___ Extracted records ___

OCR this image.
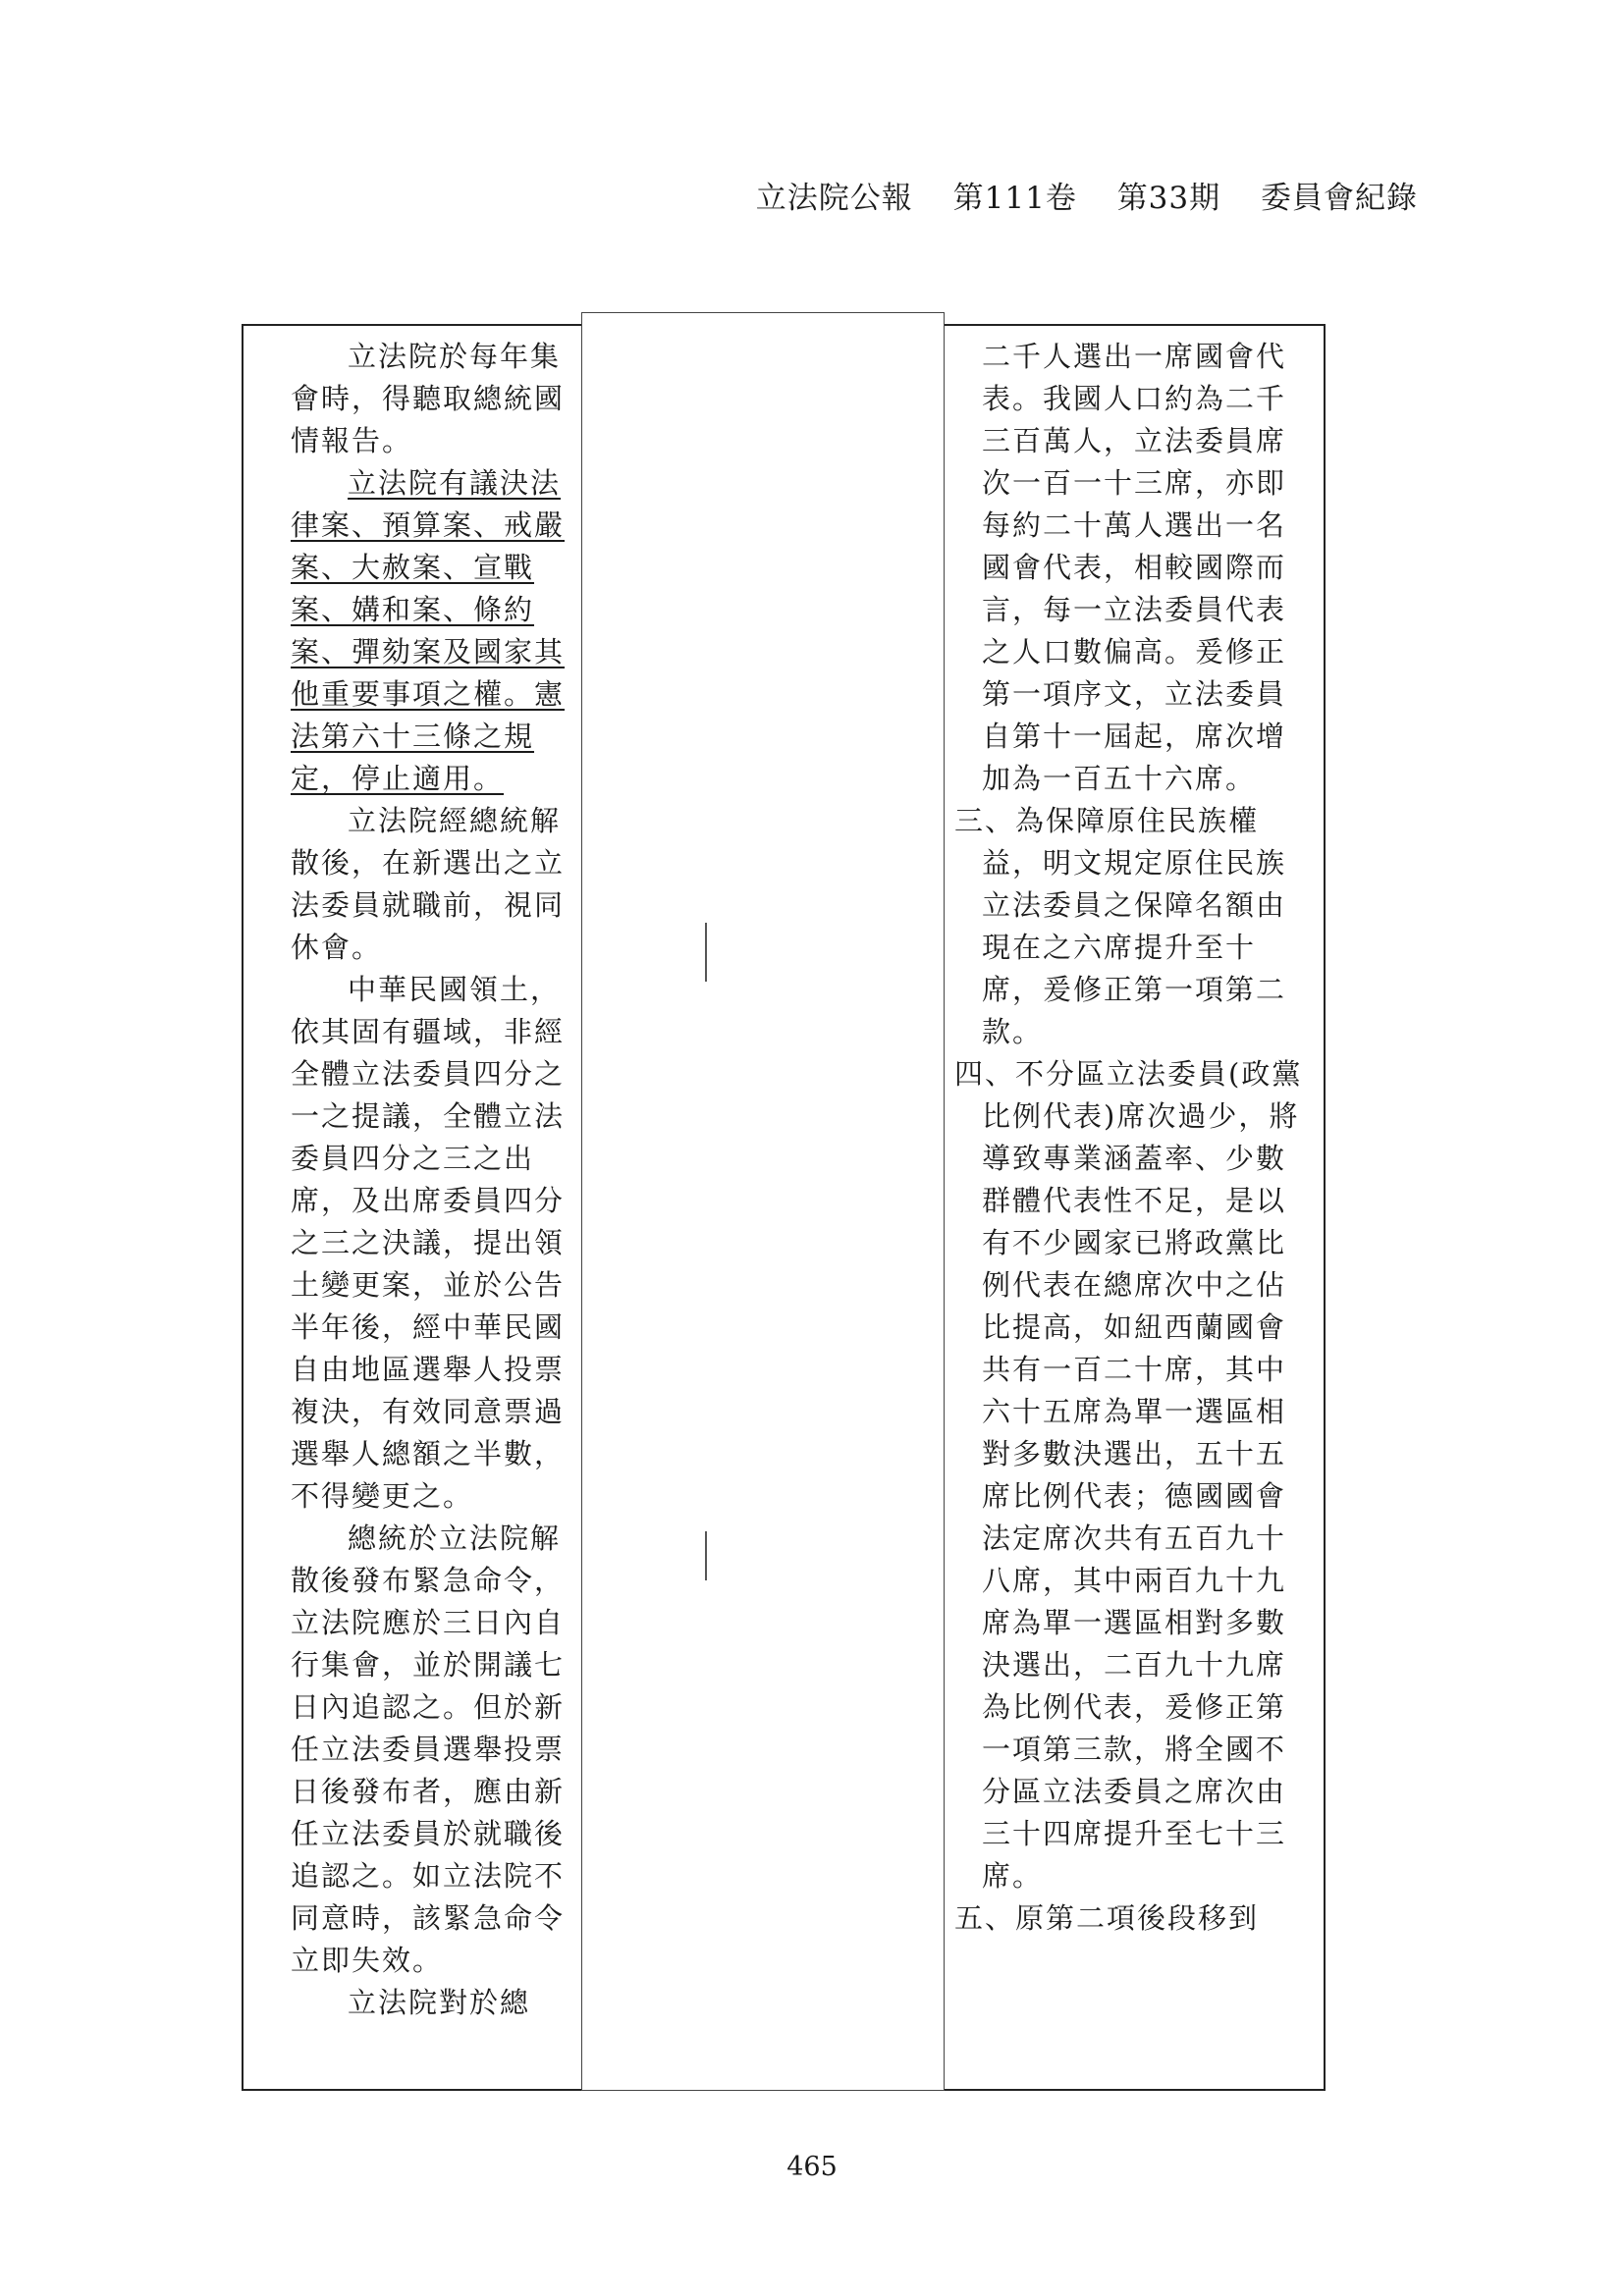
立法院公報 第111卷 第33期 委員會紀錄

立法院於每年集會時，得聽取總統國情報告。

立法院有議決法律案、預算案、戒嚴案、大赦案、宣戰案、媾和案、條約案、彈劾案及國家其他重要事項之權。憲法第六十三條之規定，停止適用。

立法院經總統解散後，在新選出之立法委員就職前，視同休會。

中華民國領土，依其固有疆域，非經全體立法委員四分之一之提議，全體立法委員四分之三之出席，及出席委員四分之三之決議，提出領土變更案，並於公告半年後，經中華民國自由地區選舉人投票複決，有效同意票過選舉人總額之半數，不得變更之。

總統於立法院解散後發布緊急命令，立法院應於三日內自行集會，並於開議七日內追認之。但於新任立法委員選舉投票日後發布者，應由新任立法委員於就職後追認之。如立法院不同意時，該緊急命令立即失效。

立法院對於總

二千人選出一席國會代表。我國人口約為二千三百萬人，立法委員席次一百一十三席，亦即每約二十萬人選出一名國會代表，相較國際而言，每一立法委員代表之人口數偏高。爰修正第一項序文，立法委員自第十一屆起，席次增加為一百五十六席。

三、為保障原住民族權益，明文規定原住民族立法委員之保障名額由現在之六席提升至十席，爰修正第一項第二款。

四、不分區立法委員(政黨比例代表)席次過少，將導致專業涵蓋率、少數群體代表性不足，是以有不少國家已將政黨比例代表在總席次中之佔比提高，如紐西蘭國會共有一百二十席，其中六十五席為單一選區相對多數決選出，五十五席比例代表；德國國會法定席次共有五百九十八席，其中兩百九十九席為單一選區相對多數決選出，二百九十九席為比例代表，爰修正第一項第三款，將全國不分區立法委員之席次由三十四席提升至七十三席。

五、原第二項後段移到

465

___
___ Extracted records ___

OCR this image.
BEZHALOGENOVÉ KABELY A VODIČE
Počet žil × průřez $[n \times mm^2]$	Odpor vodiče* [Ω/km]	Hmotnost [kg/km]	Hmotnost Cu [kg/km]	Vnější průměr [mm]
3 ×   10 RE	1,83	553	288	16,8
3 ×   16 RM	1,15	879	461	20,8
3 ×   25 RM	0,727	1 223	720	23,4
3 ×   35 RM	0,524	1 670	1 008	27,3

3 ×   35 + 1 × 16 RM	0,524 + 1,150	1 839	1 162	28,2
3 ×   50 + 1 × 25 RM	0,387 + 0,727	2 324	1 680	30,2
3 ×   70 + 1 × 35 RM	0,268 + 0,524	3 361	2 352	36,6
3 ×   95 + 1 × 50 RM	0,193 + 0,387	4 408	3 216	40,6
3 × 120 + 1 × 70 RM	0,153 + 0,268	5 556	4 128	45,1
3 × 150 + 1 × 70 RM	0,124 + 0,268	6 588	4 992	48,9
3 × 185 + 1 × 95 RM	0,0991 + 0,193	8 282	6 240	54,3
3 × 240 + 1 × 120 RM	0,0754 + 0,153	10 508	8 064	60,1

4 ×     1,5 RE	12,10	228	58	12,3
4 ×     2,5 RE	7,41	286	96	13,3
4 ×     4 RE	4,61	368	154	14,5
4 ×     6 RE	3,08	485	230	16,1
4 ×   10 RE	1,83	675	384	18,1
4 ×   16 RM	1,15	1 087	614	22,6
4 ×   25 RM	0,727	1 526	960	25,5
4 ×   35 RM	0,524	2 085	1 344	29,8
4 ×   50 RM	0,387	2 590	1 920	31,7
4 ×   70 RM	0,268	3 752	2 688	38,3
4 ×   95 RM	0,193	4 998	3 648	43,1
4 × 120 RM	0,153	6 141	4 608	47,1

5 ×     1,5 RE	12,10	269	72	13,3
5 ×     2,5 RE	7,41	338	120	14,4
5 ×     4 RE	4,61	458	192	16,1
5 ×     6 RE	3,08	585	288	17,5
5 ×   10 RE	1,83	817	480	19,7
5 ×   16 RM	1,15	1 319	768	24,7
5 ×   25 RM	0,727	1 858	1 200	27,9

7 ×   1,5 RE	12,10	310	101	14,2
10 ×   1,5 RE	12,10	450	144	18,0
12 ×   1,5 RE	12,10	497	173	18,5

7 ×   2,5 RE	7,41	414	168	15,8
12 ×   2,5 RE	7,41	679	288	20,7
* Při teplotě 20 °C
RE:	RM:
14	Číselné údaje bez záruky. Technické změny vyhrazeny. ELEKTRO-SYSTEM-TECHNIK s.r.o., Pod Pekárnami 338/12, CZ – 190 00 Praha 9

___
___ Extracted records ___

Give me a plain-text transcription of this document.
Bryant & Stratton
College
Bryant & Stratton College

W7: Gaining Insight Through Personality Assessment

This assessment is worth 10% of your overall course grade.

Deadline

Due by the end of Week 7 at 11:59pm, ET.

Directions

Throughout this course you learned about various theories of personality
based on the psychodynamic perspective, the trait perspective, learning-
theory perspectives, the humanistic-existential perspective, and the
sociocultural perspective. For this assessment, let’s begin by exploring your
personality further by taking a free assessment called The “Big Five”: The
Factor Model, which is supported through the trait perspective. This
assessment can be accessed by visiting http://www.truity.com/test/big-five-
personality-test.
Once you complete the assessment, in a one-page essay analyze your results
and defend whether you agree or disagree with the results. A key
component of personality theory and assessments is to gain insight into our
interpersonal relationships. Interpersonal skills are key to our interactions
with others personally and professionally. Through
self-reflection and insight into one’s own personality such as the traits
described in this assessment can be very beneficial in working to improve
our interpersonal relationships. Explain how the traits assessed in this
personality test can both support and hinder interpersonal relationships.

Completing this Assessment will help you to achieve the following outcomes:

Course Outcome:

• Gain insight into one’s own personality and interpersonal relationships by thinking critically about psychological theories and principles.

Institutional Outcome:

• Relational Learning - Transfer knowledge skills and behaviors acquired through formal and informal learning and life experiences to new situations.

___

Exercise aim >>
Identify every line above that includes the word "theory", and show those lines.

Final result >>
theory perspectives, the humanistic-existential perspective, and the
component of personality theory and assessments is to gain insight into our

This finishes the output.